┌─ Data records

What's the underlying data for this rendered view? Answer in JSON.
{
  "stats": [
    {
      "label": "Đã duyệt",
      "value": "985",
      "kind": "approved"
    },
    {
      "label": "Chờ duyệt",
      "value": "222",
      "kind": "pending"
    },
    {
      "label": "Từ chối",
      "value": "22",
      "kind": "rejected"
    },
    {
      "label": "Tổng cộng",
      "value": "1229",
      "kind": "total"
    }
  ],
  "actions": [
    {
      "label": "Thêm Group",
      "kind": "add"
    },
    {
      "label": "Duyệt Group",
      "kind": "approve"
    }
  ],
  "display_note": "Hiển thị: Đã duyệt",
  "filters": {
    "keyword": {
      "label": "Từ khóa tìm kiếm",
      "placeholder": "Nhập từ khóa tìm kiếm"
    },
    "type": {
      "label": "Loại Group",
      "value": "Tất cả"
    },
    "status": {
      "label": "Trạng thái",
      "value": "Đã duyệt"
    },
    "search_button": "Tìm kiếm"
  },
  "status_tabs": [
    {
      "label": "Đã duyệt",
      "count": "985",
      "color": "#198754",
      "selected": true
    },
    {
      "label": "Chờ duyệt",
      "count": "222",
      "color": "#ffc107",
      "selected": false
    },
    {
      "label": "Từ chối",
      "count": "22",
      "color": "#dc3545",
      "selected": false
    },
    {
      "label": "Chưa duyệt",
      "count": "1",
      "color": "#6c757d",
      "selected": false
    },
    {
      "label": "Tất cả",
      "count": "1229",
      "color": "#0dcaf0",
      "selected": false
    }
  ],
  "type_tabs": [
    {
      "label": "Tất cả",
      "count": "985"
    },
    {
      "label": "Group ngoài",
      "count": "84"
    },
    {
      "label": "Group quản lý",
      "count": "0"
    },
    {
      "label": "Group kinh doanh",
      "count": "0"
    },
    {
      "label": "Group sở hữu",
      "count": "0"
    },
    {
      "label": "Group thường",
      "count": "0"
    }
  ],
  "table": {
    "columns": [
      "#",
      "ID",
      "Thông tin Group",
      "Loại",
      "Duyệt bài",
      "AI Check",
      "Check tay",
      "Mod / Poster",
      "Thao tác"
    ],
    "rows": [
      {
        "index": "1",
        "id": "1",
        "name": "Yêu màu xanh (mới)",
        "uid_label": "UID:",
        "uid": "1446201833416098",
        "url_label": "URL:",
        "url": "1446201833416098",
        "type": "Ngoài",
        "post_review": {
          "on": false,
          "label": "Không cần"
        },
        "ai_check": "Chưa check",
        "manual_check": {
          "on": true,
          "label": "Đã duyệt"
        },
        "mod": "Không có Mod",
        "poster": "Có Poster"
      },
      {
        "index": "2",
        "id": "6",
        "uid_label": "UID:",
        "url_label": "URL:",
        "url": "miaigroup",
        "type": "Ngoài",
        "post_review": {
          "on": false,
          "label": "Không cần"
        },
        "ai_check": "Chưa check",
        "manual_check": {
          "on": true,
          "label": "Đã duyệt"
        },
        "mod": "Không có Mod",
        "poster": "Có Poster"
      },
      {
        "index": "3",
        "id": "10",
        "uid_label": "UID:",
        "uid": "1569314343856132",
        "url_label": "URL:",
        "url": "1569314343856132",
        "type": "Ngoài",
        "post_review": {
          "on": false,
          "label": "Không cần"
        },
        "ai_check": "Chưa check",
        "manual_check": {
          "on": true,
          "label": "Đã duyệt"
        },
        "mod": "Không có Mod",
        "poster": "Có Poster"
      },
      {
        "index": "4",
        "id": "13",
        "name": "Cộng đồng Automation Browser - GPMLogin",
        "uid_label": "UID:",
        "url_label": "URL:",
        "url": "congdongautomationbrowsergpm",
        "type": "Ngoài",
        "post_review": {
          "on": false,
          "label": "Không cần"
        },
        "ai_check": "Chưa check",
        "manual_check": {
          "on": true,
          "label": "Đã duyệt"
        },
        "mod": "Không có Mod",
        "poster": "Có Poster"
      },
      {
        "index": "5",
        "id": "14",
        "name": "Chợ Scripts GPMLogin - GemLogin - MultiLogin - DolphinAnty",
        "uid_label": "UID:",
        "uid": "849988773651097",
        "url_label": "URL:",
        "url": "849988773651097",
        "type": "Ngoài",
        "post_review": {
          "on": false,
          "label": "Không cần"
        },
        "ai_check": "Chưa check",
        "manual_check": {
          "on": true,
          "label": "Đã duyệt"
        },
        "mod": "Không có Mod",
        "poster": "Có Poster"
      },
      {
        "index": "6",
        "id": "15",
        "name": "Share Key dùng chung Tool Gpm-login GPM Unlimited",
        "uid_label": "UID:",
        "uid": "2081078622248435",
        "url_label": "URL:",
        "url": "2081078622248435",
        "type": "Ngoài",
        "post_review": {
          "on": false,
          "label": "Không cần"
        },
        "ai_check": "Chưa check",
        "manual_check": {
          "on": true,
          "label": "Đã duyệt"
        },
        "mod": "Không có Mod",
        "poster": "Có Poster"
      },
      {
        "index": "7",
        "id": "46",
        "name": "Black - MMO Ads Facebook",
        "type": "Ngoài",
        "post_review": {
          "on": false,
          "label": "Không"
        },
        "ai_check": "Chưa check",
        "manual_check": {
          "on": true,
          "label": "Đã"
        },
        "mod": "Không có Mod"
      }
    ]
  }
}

└─

▶ _Given exercise_
Return nothing except the number of lines that include the string "khóa".

▶ _Output below_
2